**To do**
Print all of the lines exactly. Any picture among them stays out.

**Task data**
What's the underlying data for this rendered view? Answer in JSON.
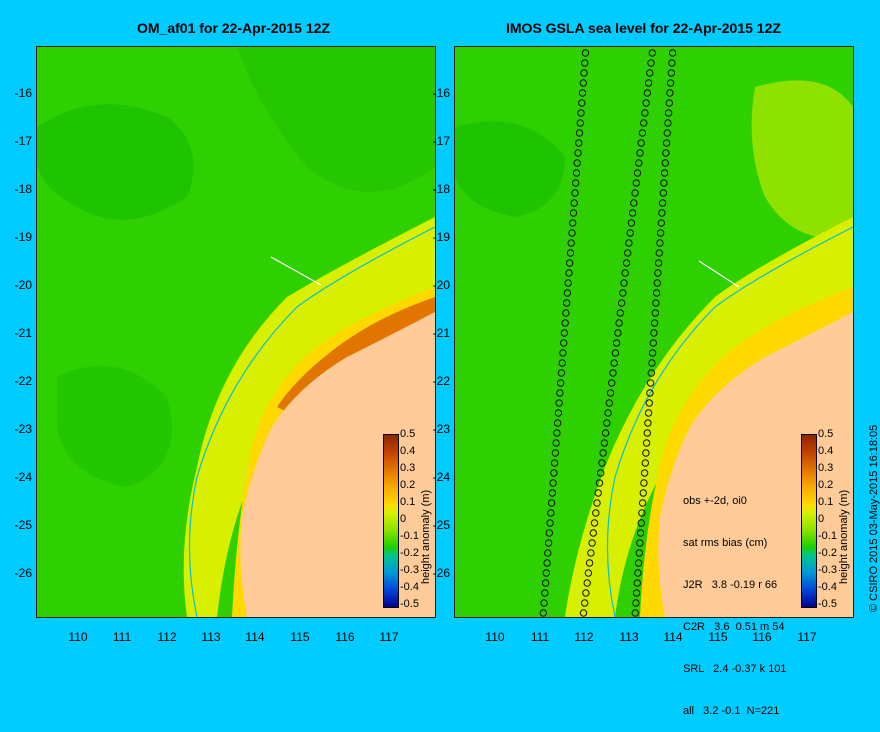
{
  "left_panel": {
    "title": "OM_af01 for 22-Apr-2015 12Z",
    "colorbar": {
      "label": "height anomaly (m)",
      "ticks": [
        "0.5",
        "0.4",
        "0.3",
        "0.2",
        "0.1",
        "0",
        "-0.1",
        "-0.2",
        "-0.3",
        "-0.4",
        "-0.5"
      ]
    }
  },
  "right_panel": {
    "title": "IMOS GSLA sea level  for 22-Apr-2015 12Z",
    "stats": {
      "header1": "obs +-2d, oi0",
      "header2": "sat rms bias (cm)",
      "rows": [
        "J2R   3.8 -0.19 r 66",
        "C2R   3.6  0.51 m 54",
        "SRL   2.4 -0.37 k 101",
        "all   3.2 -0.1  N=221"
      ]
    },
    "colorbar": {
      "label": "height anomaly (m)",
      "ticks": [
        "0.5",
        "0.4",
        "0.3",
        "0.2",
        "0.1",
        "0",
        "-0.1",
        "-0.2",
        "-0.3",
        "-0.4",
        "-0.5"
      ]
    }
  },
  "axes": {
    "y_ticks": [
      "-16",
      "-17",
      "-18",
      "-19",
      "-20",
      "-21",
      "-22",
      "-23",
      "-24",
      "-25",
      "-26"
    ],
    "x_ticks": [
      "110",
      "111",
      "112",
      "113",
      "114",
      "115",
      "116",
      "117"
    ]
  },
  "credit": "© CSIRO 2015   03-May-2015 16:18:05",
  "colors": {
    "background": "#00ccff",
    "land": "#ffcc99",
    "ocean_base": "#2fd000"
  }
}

**Solution to this exercise**
What's the underlying data for this rendered view? Answer in JSON.
{
  "left_panel": {
    "title": "OM_af01 for 22-Apr-2015 12Z",
    "colorbar": {
      "label": "height anomaly (m)",
      "ticks": [
        "0.5",
        "0.4",
        "0.3",
        "0.2",
        "0.1",
        "0",
        "-0.1",
        "-0.2",
        "-0.3",
        "-0.4",
        "-0.5"
      ]
    }
  },
  "right_panel": {
    "title": "IMOS GSLA sea level  for 22-Apr-2015 12Z",
    "stats": {
      "header1": "obs +-2d, oi0",
      "header2": "sat rms bias (cm)",
      "rows": [
        "J2R   3.8 -0.19 r 66",
        "C2R   3.6  0.51 m 54",
        "SRL   2.4 -0.37 k 101",
        "all   3.2 -0.1  N=221"
      ]
    },
    "colorbar": {
      "label": "height anomaly (m)",
      "ticks": [
        "0.5",
        "0.4",
        "0.3",
        "0.2",
        "0.1",
        "0",
        "-0.1",
        "-0.2",
        "-0.3",
        "-0.4",
        "-0.5"
      ]
    }
  },
  "axes": {
    "y_ticks": [
      "-16",
      "-17",
      "-18",
      "-19",
      "-20",
      "-21",
      "-22",
      "-23",
      "-24",
      "-25",
      "-26"
    ],
    "x_ticks": [
      "110",
      "111",
      "112",
      "113",
      "114",
      "115",
      "116",
      "117"
    ]
  },
  "credit": "© CSIRO 2015   03-May-2015 16:18:05",
  "colors": {
    "background": "#00ccff",
    "land": "#ffcc99",
    "ocean_base": "#2fd000"
  }
}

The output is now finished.